→ Short task: Below is a block of data; give all of it again word for word.

● ● ● ● ● ● ●

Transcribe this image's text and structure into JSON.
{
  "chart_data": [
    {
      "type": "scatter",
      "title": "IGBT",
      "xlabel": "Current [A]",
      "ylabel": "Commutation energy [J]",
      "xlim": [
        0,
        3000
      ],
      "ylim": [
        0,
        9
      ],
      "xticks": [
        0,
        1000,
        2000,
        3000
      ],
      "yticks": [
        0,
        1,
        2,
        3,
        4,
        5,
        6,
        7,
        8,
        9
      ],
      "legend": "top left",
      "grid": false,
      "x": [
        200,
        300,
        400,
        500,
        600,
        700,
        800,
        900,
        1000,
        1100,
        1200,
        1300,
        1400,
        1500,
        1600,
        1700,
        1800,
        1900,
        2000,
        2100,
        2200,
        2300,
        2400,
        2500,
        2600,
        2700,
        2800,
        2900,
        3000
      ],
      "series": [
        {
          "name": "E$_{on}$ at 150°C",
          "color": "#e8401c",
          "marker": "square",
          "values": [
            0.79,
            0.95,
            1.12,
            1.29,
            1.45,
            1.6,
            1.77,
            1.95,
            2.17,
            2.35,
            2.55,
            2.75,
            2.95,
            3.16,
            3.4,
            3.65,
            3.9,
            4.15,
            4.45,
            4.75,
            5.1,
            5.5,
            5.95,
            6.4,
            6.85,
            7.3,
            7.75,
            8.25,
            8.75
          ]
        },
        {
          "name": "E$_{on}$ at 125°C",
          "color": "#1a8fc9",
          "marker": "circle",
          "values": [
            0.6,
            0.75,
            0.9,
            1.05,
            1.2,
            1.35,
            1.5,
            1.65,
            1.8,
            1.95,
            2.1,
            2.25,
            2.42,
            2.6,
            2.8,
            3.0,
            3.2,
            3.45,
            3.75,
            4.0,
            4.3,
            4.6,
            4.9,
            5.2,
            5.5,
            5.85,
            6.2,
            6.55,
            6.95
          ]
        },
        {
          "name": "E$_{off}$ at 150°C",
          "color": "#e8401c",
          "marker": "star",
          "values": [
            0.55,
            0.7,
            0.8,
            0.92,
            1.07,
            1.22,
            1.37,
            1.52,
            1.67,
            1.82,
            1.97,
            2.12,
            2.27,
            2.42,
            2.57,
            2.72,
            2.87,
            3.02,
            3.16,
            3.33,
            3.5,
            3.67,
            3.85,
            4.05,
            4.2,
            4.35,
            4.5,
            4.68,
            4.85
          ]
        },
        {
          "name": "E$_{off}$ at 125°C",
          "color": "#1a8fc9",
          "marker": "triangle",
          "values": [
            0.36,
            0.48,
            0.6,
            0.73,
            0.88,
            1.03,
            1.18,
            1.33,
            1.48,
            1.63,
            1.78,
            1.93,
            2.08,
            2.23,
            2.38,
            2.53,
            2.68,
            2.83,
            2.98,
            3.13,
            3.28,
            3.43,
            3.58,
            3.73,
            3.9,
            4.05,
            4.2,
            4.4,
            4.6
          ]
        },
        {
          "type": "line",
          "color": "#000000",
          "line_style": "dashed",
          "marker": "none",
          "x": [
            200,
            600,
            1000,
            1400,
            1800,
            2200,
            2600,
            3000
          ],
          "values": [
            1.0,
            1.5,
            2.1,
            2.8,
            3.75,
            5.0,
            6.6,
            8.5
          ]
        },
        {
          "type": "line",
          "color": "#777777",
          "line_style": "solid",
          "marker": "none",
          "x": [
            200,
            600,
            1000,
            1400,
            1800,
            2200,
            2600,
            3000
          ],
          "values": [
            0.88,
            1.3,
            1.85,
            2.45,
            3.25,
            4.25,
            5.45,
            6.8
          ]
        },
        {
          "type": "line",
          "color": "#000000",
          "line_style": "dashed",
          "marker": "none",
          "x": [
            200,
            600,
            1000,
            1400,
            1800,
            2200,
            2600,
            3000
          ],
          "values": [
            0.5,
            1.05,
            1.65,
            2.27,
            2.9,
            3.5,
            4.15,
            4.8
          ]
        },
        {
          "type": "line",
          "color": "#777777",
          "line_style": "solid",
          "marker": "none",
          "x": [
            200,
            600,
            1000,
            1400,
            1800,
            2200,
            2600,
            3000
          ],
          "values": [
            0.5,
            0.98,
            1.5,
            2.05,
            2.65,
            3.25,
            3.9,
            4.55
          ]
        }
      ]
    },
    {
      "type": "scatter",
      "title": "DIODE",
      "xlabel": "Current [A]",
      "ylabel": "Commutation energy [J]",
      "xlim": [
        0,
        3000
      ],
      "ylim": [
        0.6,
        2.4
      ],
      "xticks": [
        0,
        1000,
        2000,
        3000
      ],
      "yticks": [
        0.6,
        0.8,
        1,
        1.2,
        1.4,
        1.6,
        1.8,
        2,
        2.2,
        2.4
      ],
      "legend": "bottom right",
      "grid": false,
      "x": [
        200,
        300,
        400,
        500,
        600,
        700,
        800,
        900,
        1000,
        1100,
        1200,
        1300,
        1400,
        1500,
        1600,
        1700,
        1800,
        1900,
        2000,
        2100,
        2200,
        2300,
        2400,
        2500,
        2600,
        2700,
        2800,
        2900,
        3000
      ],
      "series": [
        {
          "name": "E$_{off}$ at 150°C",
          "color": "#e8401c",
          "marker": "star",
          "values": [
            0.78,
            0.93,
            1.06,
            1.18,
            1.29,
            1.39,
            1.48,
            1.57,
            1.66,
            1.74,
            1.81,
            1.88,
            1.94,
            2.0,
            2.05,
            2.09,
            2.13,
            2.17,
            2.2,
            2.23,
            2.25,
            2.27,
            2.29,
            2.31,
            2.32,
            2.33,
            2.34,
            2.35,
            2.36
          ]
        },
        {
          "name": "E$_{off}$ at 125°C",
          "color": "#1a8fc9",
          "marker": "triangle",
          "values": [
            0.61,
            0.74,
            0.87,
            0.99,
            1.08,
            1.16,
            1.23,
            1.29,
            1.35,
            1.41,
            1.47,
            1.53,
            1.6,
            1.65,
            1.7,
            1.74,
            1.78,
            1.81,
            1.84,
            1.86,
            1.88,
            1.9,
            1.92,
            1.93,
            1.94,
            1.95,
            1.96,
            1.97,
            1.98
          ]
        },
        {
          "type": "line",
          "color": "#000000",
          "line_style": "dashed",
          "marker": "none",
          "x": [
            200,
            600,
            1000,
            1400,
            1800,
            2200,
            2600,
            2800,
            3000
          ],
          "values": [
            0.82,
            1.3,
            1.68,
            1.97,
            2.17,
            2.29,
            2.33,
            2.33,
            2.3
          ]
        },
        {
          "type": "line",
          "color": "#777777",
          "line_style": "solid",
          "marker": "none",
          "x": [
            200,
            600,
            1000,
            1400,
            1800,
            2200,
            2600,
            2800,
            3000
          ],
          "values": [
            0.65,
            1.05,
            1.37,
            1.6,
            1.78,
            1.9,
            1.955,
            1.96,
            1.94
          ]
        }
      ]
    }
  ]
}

● ● ● ● ● ● ●

→ Output of the task:
Transcribe this image's text and structure into JSON.
{
  "chart_data": [
    {
      "type": "scatter",
      "title": "IGBT",
      "xlabel": "Current [A]",
      "ylabel": "Commutation energy [J]",
      "xlim": [
        0,
        3000
      ],
      "ylim": [
        0,
        9
      ],
      "xticks": [
        0,
        1000,
        2000,
        3000
      ],
      "yticks": [
        0,
        1,
        2,
        3,
        4,
        5,
        6,
        7,
        8,
        9
      ],
      "legend": "top left",
      "grid": false,
      "x": [
        200,
        300,
        400,
        500,
        600,
        700,
        800,
        900,
        1000,
        1100,
        1200,
        1300,
        1400,
        1500,
        1600,
        1700,
        1800,
        1900,
        2000,
        2100,
        2200,
        2300,
        2400,
        2500,
        2600,
        2700,
        2800,
        2900,
        3000
      ],
      "series": [
        {
          "name": "E$_{on}$ at 150°C",
          "color": "#e8401c",
          "marker": "square",
          "values": [
            0.79,
            0.95,
            1.12,
            1.29,
            1.45,
            1.6,
            1.77,
            1.95,
            2.17,
            2.35,
            2.55,
            2.75,
            2.95,
            3.16,
            3.4,
            3.65,
            3.9,
            4.15,
            4.45,
            4.75,
            5.1,
            5.5,
            5.95,
            6.4,
            6.85,
            7.3,
            7.75,
            8.25,
            8.75
          ]
        },
        {
          "name": "E$_{on}$ at 125°C",
          "color": "#1a8fc9",
          "marker": "circle",
          "values": [
            0.6,
            0.75,
            0.9,
            1.05,
            1.2,
            1.35,
            1.5,
            1.65,
            1.8,
            1.95,
            2.1,
            2.25,
            2.42,
            2.6,
            2.8,
            3.0,
            3.2,
            3.45,
            3.75,
            4.0,
            4.3,
            4.6,
            4.9,
            5.2,
            5.5,
            5.85,
            6.2,
            6.55,
            6.95
          ]
        },
        {
          "name": "E$_{off}$ at 150°C",
          "color": "#e8401c",
          "marker": "star",
          "values": [
            0.55,
            0.7,
            0.8,
            0.92,
            1.07,
            1.22,
            1.37,
            1.52,
            1.67,
            1.82,
            1.97,
            2.12,
            2.27,
            2.42,
            2.57,
            2.72,
            2.87,
            3.02,
            3.16,
            3.33,
            3.5,
            3.67,
            3.85,
            4.05,
            4.2,
            4.35,
            4.5,
            4.68,
            4.85
          ]
        },
        {
          "name": "E$_{off}$ at 125°C",
          "color": "#1a8fc9",
          "marker": "triangle",
          "values": [
            0.36,
            0.48,
            0.6,
            0.73,
            0.88,
            1.03,
            1.18,
            1.33,
            1.48,
            1.63,
            1.78,
            1.93,
            2.08,
            2.23,
            2.38,
            2.53,
            2.68,
            2.83,
            2.98,
            3.13,
            3.28,
            3.43,
            3.58,
            3.73,
            3.9,
            4.05,
            4.2,
            4.4,
            4.6
          ]
        },
        {
          "type": "line",
          "color": "#000000",
          "line_style": "dashed",
          "marker": "none",
          "x": [
            200,
            600,
            1000,
            1400,
            1800,
            2200,
            2600,
            3000
          ],
          "values": [
            1.0,
            1.5,
            2.1,
            2.8,
            3.75,
            5.0,
            6.6,
            8.5
          ]
        },
        {
          "type": "line",
          "color": "#777777",
          "line_style": "solid",
          "marker": "none",
          "x": [
            200,
            600,
            1000,
            1400,
            1800,
            2200,
            2600,
            3000
          ],
          "values": [
            0.88,
            1.3,
            1.85,
            2.45,
            3.25,
            4.25,
            5.45,
            6.8
          ]
        },
        {
          "type": "line",
          "color": "#000000",
          "line_style": "dashed",
          "marker": "none",
          "x": [
            200,
            600,
            1000,
            1400,
            1800,
            2200,
            2600,
            3000
          ],
          "values": [
            0.5,
            1.05,
            1.65,
            2.27,
            2.9,
            3.5,
            4.15,
            4.8
          ]
        },
        {
          "type": "line",
          "color": "#777777",
          "line_style": "solid",
          "marker": "none",
          "x": [
            200,
            600,
            1000,
            1400,
            1800,
            2200,
            2600,
            3000
          ],
          "values": [
            0.5,
            0.98,
            1.5,
            2.05,
            2.65,
            3.25,
            3.9,
            4.55
          ]
        }
      ]
    },
    {
      "type": "scatter",
      "title": "DIODE",
      "xlabel": "Current [A]",
      "ylabel": "Commutation energy [J]",
      "xlim": [
        0,
        3000
      ],
      "ylim": [
        0.6,
        2.4
      ],
      "xticks": [
        0,
        1000,
        2000,
        3000
      ],
      "yticks": [
        0.6,
        0.8,
        1,
        1.2,
        1.4,
        1.6,
        1.8,
        2,
        2.2,
        2.4
      ],
      "legend": "bottom right",
      "grid": false,
      "x": [
        200,
        300,
        400,
        500,
        600,
        700,
        800,
        900,
        1000,
        1100,
        1200,
        1300,
        1400,
        1500,
        1600,
        1700,
        1800,
        1900,
        2000,
        2100,
        2200,
        2300,
        2400,
        2500,
        2600,
        2700,
        2800,
        2900,
        3000
      ],
      "series": [
        {
          "name": "E$_{off}$ at 150°C",
          "color": "#e8401c",
          "marker": "star",
          "values": [
            0.78,
            0.93,
            1.06,
            1.18,
            1.29,
            1.39,
            1.48,
            1.57,
            1.66,
            1.74,
            1.81,
            1.88,
            1.94,
            2.0,
            2.05,
            2.09,
            2.13,
            2.17,
            2.2,
            2.23,
            2.25,
            2.27,
            2.29,
            2.31,
            2.32,
            2.33,
            2.34,
            2.35,
            2.36
          ]
        },
        {
          "name": "E$_{off}$ at 125°C",
          "color": "#1a8fc9",
          "marker": "triangle",
          "values": [
            0.61,
            0.74,
            0.87,
            0.99,
            1.08,
            1.16,
            1.23,
            1.29,
            1.35,
            1.41,
            1.47,
            1.53,
            1.6,
            1.65,
            1.7,
            1.74,
            1.78,
            1.81,
            1.84,
            1.86,
            1.88,
            1.9,
            1.92,
            1.93,
            1.94,
            1.95,
            1.96,
            1.97,
            1.98
          ]
        },
        {
          "type": "line",
          "color": "#000000",
          "line_style": "dashed",
          "marker": "none",
          "x": [
            200,
            600,
            1000,
            1400,
            1800,
            2200,
            2600,
            2800,
            3000
          ],
          "values": [
            0.82,
            1.3,
            1.68,
            1.97,
            2.17,
            2.29,
            2.33,
            2.33,
            2.3
          ]
        },
        {
          "type": "line",
          "color": "#777777",
          "line_style": "solid",
          "marker": "none",
          "x": [
            200,
            600,
            1000,
            1400,
            1800,
            2200,
            2600,
            2800,
            3000
          ],
          "values": [
            0.65,
            1.05,
            1.37,
            1.6,
            1.78,
            1.9,
            1.955,
            1.96,
            1.94
          ]
        }
      ]
    }
  ]
}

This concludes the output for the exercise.